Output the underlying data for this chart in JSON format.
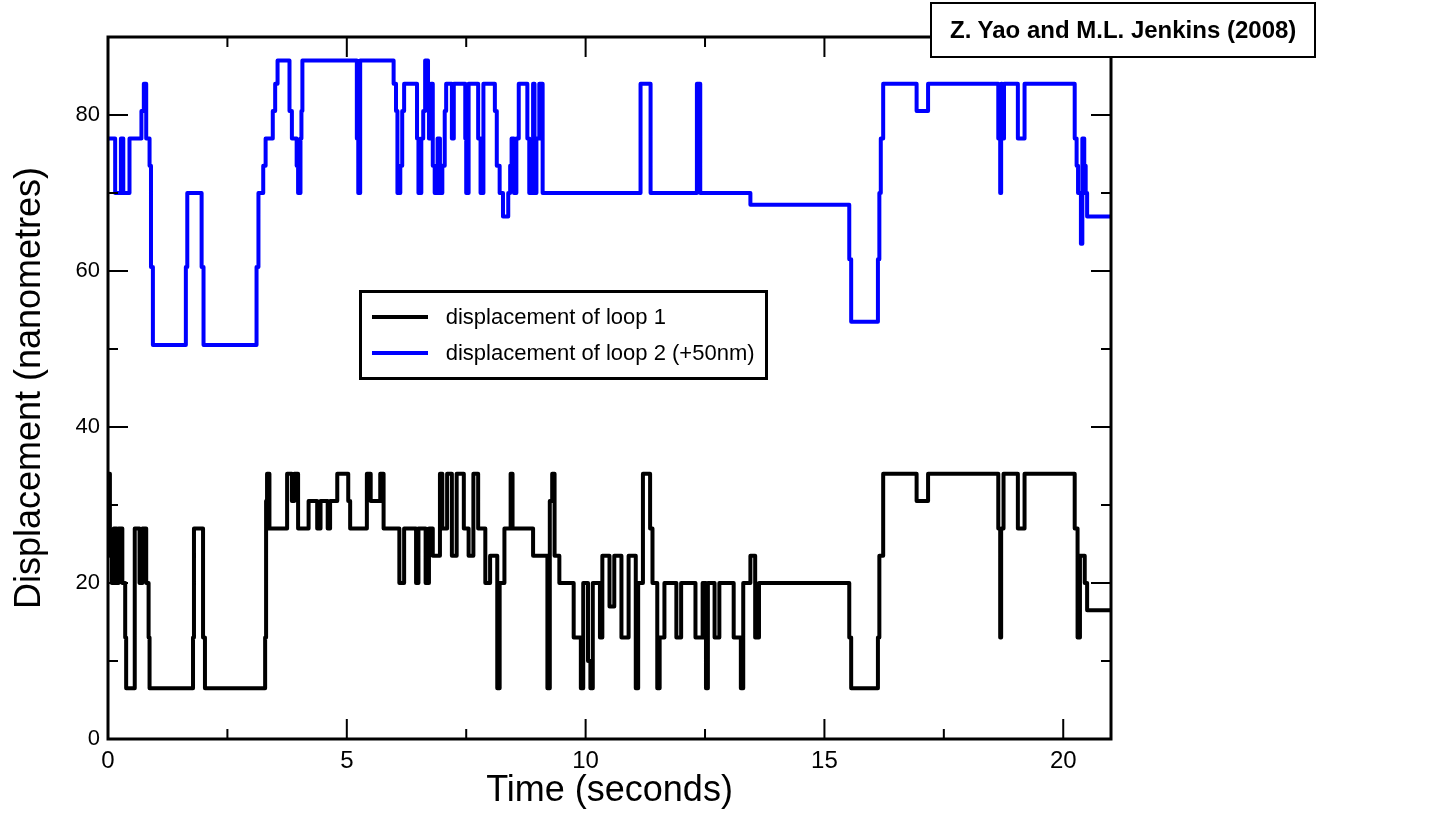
{
  "chart_data": {
    "type": "step",
    "xlabel": "Time (seconds)",
    "ylabel": "Displacement (nanometres)",
    "annotations": [
      "Z. Yao and M.L. Jenkins (2008)"
    ],
    "legend": "center",
    "marker": "none",
    "line_style": "solid",
    "xlim": [
      0,
      21
    ],
    "ylim": [
      0,
      90
    ],
    "xticks": [
      0,
      {
        "value": 2.5,
        "label": null
      },
      5,
      {
        "value": 7.5,
        "label": null
      },
      10,
      {
        "value": 12.5,
        "label": null
      },
      15,
      {
        "value": 17.5,
        "label": null
      },
      20
    ],
    "yticks": [
      0,
      {
        "value": 10,
        "label": null
      },
      20,
      {
        "value": 30,
        "label": null
      },
      40,
      {
        "value": 50,
        "label": null
      },
      60,
      {
        "value": 70,
        "label": null
      },
      80
    ],
    "series": [
      {
        "name": "displacement of loop 1",
        "color": "#000000",
        "x": [
          0,
          0.04,
          0.08,
          0.12,
          0.18,
          0.22,
          0.3,
          0.36,
          0.38,
          0.56,
          0.66,
          0.72,
          0.8,
          0.85,
          0.87,
          1.78,
          1.8,
          1.99,
          2.03,
          3.29,
          3.31,
          3.33,
          3.38,
          3.75,
          3.85,
          3.9,
          3.98,
          4.2,
          4.38,
          4.45,
          4.6,
          4.65,
          4.8,
          5.03,
          5.07,
          5.42,
          5.5,
          5.7,
          5.77,
          6.1,
          6.2,
          6.45,
          6.5,
          6.65,
          6.72,
          6.8,
          6.95,
          7.0,
          7.1,
          7.2,
          7.3,
          7.45,
          7.55,
          7.65,
          7.75,
          7.9,
          8.0,
          8.15,
          8.2,
          8.3,
          8.43,
          8.47,
          8.9,
          9.2,
          9.25,
          9.3,
          9.35,
          9.45,
          9.75,
          9.9,
          9.95,
          10.05,
          10.1,
          10.15,
          10.3,
          10.35,
          10.5,
          10.6,
          10.75,
          10.9,
          11.05,
          11.1,
          11.2,
          11.35,
          11.4,
          11.5,
          11.55,
          11.65,
          11.9,
          12.0,
          12.3,
          12.45,
          12.52,
          12.56,
          12.7,
          12.8,
          13.1,
          13.25,
          13.3,
          13.45,
          13.55,
          13.63,
          15.52,
          15.56,
          16.12,
          16.15,
          16.23,
          16.93,
          17.17,
          18.64,
          18.68,
          18.7,
          18.75,
          19.05,
          19.19,
          20.24,
          20.3,
          20.35,
          20.45,
          20.5,
          21
        ],
        "values": [
          34,
          23.5,
          20,
          27,
          20,
          27,
          20,
          13,
          6.5,
          27,
          20,
          27,
          20,
          13,
          6.5,
          13,
          27,
          13,
          6.5,
          13,
          30.5,
          34,
          27,
          34,
          30.5,
          34,
          27,
          30.5,
          27,
          30.5,
          27,
          30.5,
          34,
          30.5,
          27,
          34,
          30.5,
          34,
          27,
          20,
          27,
          20,
          27,
          20,
          27,
          23.5,
          34,
          27,
          34,
          23.5,
          34,
          27,
          23.5,
          34,
          27,
          20,
          23.5,
          6.5,
          20,
          27,
          34,
          27,
          23.5,
          6.5,
          30.5,
          34,
          23.5,
          20,
          13,
          6.5,
          20,
          10,
          6.5,
          20,
          13,
          23.5,
          17,
          23.5,
          13,
          23.5,
          6.5,
          20,
          34,
          27,
          20,
          6.5,
          13,
          20,
          13,
          20,
          13,
          20,
          6.5,
          20,
          13,
          20,
          13,
          6.5,
          20,
          23.5,
          13,
          20,
          13,
          6.5,
          13,
          23.5,
          34,
          30.5,
          34,
          27,
          13,
          27,
          34,
          27,
          34,
          27,
          13,
          23.5,
          20,
          16.5,
          16.5
        ]
      },
      {
        "name": "displacement of loop 2 (+50nm)",
        "color": "#0000ff",
        "x": [
          0,
          0.15,
          0.27,
          0.32,
          0.45,
          0.7,
          0.75,
          0.8,
          0.87,
          0.9,
          0.94,
          1.63,
          1.66,
          1.96,
          2.0,
          3.11,
          3.15,
          3.25,
          3.3,
          3.45,
          3.5,
          3.55,
          3.8,
          3.85,
          3.95,
          3.98,
          4.03,
          4.05,
          4.07,
          5.21,
          5.24,
          5.28,
          5.98,
          6.03,
          6.06,
          6.12,
          6.16,
          6.2,
          6.47,
          6.5,
          6.56,
          6.6,
          6.64,
          6.7,
          6.72,
          6.76,
          6.8,
          6.84,
          6.9,
          6.95,
          7.0,
          7.05,
          7.08,
          7.2,
          7.24,
          7.48,
          7.5,
          7.55,
          7.75,
          7.8,
          7.86,
          8.1,
          8.14,
          8.2,
          8.27,
          8.38,
          8.42,
          8.45,
          8.5,
          8.55,
          8.6,
          8.78,
          8.82,
          8.9,
          8.93,
          8.97,
          9.03,
          9.1,
          11.15,
          11.36,
          12.33,
          12.4,
          13.45,
          15.52,
          15.56,
          16.12,
          16.15,
          16.18,
          16.23,
          16.93,
          17.17,
          18.64,
          18.68,
          18.7,
          18.72,
          18.76,
          19.05,
          19.19,
          20.24,
          20.28,
          20.31,
          20.37,
          20.4,
          20.44,
          20.47,
          20.5,
          21
        ],
        "values": [
          77,
          70,
          77,
          70,
          77,
          80.5,
          84,
          77,
          73.5,
          60.5,
          50.5,
          60.5,
          70,
          60.5,
          50.5,
          60.5,
          70,
          73.5,
          77,
          80.5,
          84,
          87,
          80.5,
          77,
          73.5,
          70,
          77,
          80.5,
          87,
          77,
          70,
          87,
          84,
          80.5,
          70,
          73.5,
          80.5,
          84,
          77,
          70,
          77,
          80.5,
          87,
          84,
          77,
          84,
          73.5,
          70,
          77,
          70,
          73.5,
          80.5,
          84,
          77,
          84,
          77,
          70,
          84,
          77,
          70,
          84,
          80.5,
          73.5,
          70,
          67,
          70,
          73.5,
          77,
          70,
          77,
          84,
          77,
          70,
          84,
          70,
          77,
          84,
          70,
          84,
          70,
          84,
          70,
          68.5,
          61.5,
          53.5,
          61.5,
          70,
          77,
          84,
          80.5,
          84,
          77,
          70,
          84,
          77,
          84,
          77,
          84,
          77,
          73.5,
          70,
          63.5,
          77,
          73.5,
          70,
          67,
          67
        ]
      }
    ]
  }
}
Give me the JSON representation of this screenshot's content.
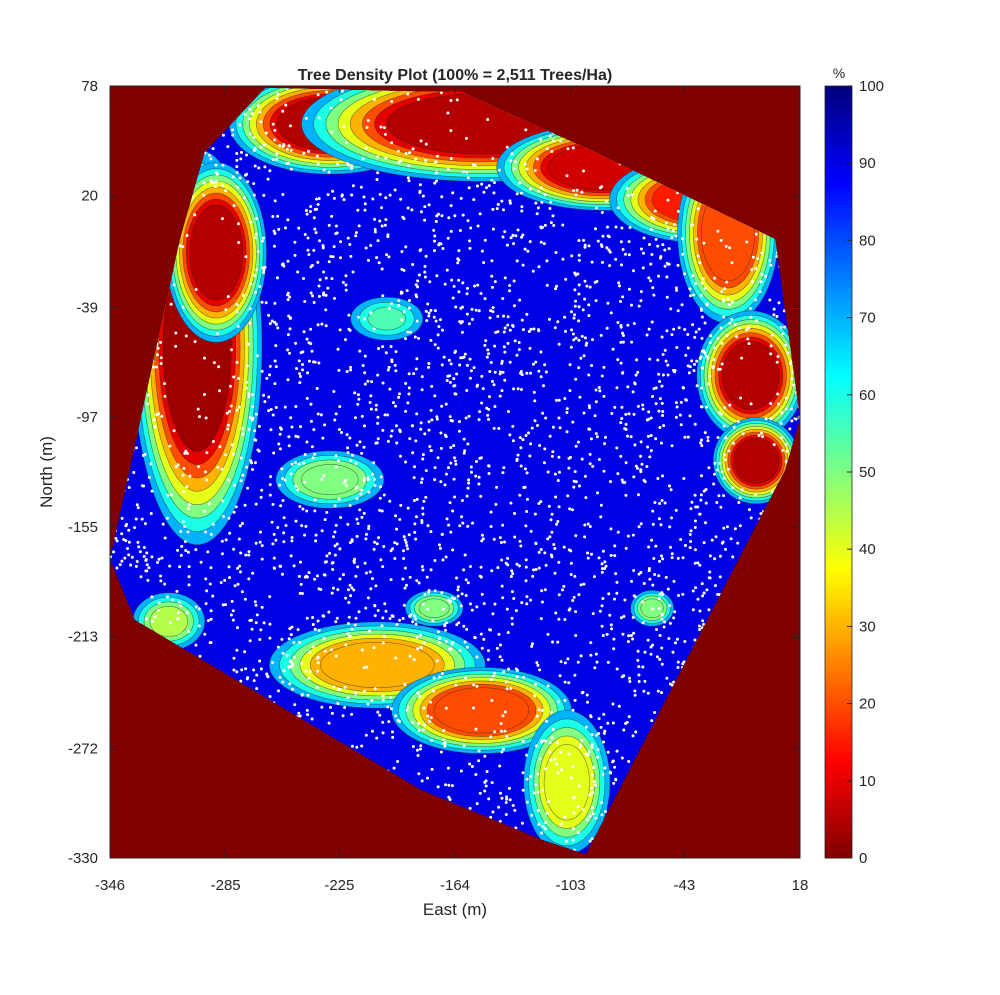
{
  "chart_data": {
    "type": "heatmap",
    "subtype": "filled-contour with scatter overlay",
    "title": "Tree Density Plot (100% = 2,511 Trees/Ha)",
    "xlabel": "East (m)",
    "ylabel": "North (m)",
    "xlim": [
      -346,
      18
    ],
    "ylim": [
      -330,
      78
    ],
    "xticks": [
      "-346",
      "-285",
      "-225",
      "-164",
      "-103",
      "-43",
      "18"
    ],
    "xtick_values": [
      -346,
      -285,
      -225,
      -164,
      -103,
      -43,
      18
    ],
    "yticks": [
      "78",
      "20",
      "-39",
      "-97",
      "-155",
      "-213",
      "-272",
      "-330"
    ],
    "ytick_values": [
      78,
      20,
      -39,
      -97,
      -155,
      -213,
      -272,
      -330
    ],
    "grid": false,
    "colormap": "jet (reversed: 0 = dark red, 100 = dark blue)",
    "colorbar": {
      "label": "%",
      "range": [
        0,
        100
      ],
      "ticks": [
        "0",
        "10",
        "20",
        "30",
        "40",
        "50",
        "60",
        "70",
        "80",
        "90",
        "100"
      ],
      "tick_values": [
        0,
        10,
        20,
        30,
        40,
        50,
        60,
        70,
        80,
        90,
        100
      ],
      "placement": "right"
    },
    "outside_value": 0,
    "interior_base_value": 90,
    "plot_boundary": [
      [
        -296,
        43
      ],
      [
        -264,
        77
      ],
      [
        -182,
        75
      ],
      [
        -161,
        75
      ],
      [
        -88,
        42
      ],
      [
        5,
        -3
      ],
      [
        18,
        -98
      ],
      [
        10,
        -125
      ],
      [
        -95,
        -328
      ],
      [
        -119,
        -320
      ],
      [
        -182,
        -294
      ],
      [
        -333,
        -204
      ],
      [
        -346,
        -172
      ],
      [
        -309,
        -3
      ]
    ],
    "low_density_regions": [
      {
        "center": [
          -230,
          58
        ],
        "radii": [
          28,
          14
        ],
        "min_value": 5
      },
      {
        "center": [
          -150,
          58
        ],
        "radii": [
          50,
          16
        ],
        "min_value": 5
      },
      {
        "center": [
          -85,
          35
        ],
        "radii": [
          30,
          12
        ],
        "min_value": 8
      },
      {
        "center": [
          -35,
          18
        ],
        "radii": [
          25,
          12
        ],
        "min_value": 15
      },
      {
        "center": [
          -300,
          -60
        ],
        "radii": [
          18,
          55
        ],
        "min_value": 3
      },
      {
        "center": [
          -290,
          -10
        ],
        "radii": [
          14,
          25
        ],
        "min_value": 5
      },
      {
        "center": [
          -20,
          0
        ],
        "radii": [
          14,
          25
        ],
        "min_value": 20
      },
      {
        "center": [
          -8,
          -75
        ],
        "radii": [
          15,
          18
        ],
        "min_value": 5
      },
      {
        "center": [
          -5,
          -120
        ],
        "radii": [
          12,
          12
        ],
        "min_value": 5
      },
      {
        "center": [
          -205,
          -228
        ],
        "radii": [
          30,
          12
        ],
        "min_value": 30
      },
      {
        "center": [
          -150,
          -252
        ],
        "radii": [
          25,
          12
        ],
        "min_value": 20
      },
      {
        "center": [
          -105,
          -290
        ],
        "radii": [
          12,
          20
        ],
        "min_value": 40
      },
      {
        "center": [
          -315,
          -205
        ],
        "radii": [
          10,
          8
        ],
        "min_value": 45
      },
      {
        "center": [
          -230,
          -130
        ],
        "radii": [
          15,
          8
        ],
        "min_value": 50
      },
      {
        "center": [
          -175,
          -198
        ],
        "radii": [
          8,
          5
        ],
        "min_value": 50
      },
      {
        "center": [
          -60,
          -198
        ],
        "radii": [
          6,
          5
        ],
        "min_value": 50
      },
      {
        "center": [
          -200,
          -45
        ],
        "radii": [
          10,
          6
        ],
        "min_value": 55
      }
    ],
    "scatter": {
      "marker": "white dots",
      "meaning": "tree locations"
    }
  }
}
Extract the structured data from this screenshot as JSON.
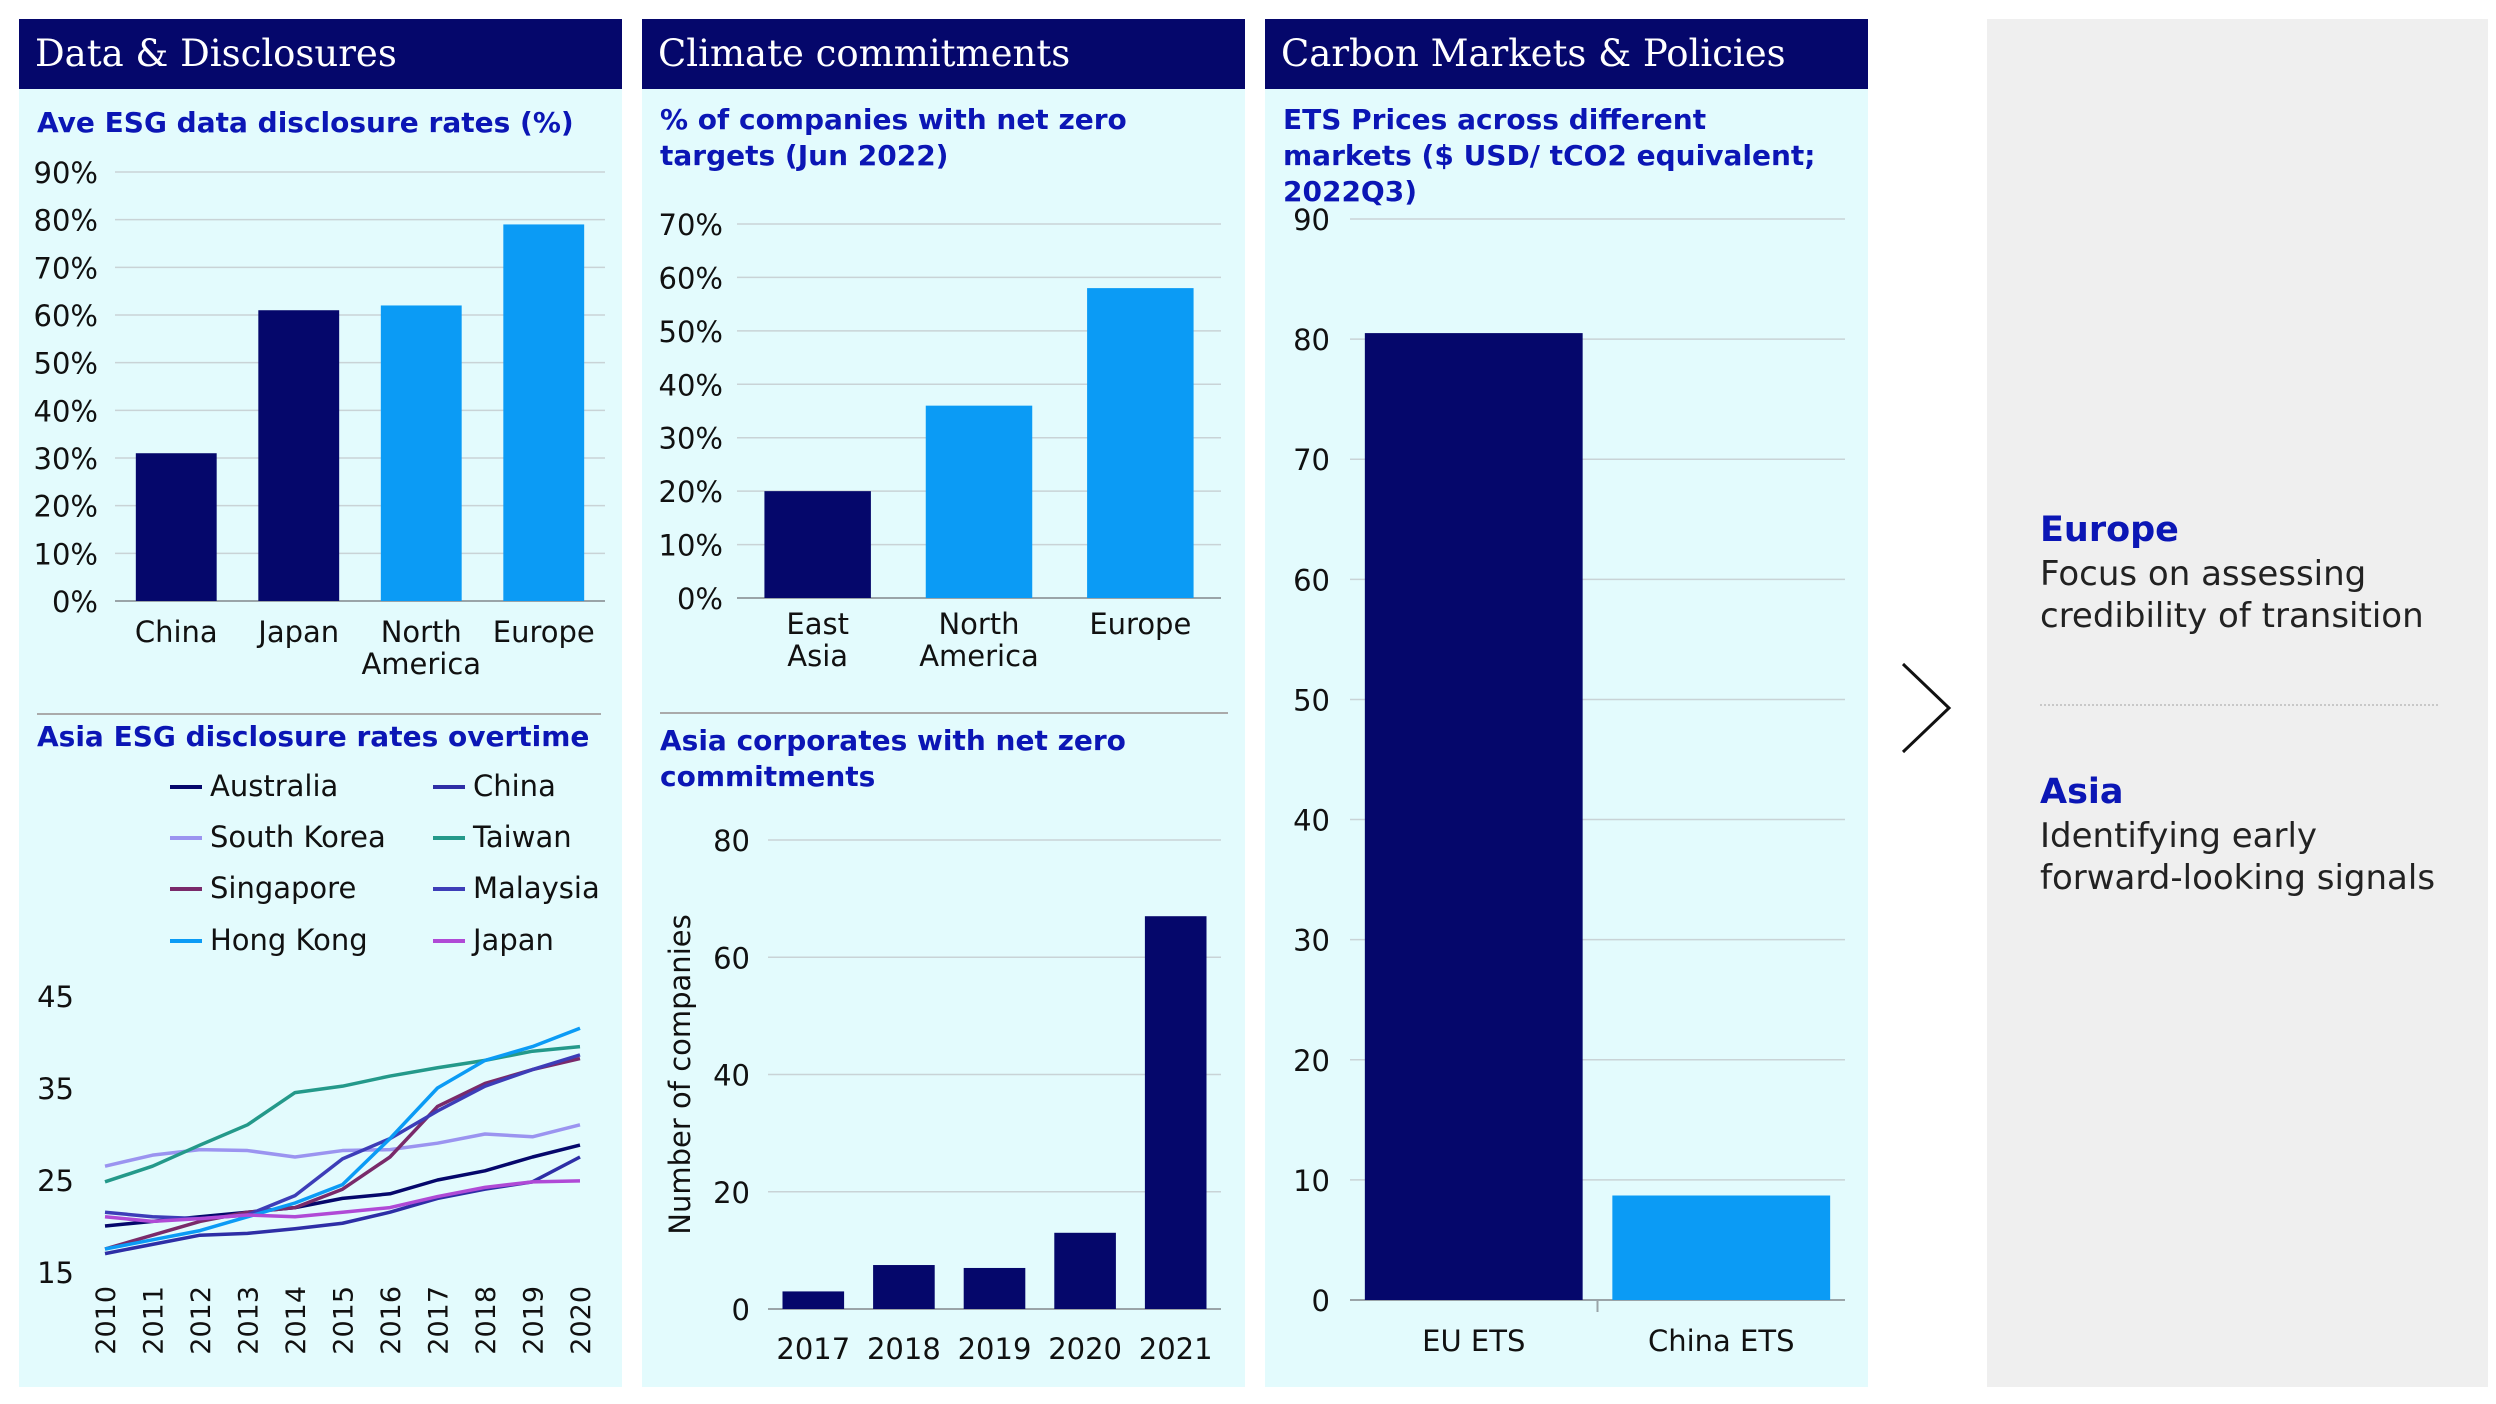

What is expected: Copy every line from the records above that contains the word "this".

Finished answer:
Output the underlying data for this chart in JSON format.
Give me the JSON representation of this screenshot's content.
Extract the structured data from this screenshot as JSON.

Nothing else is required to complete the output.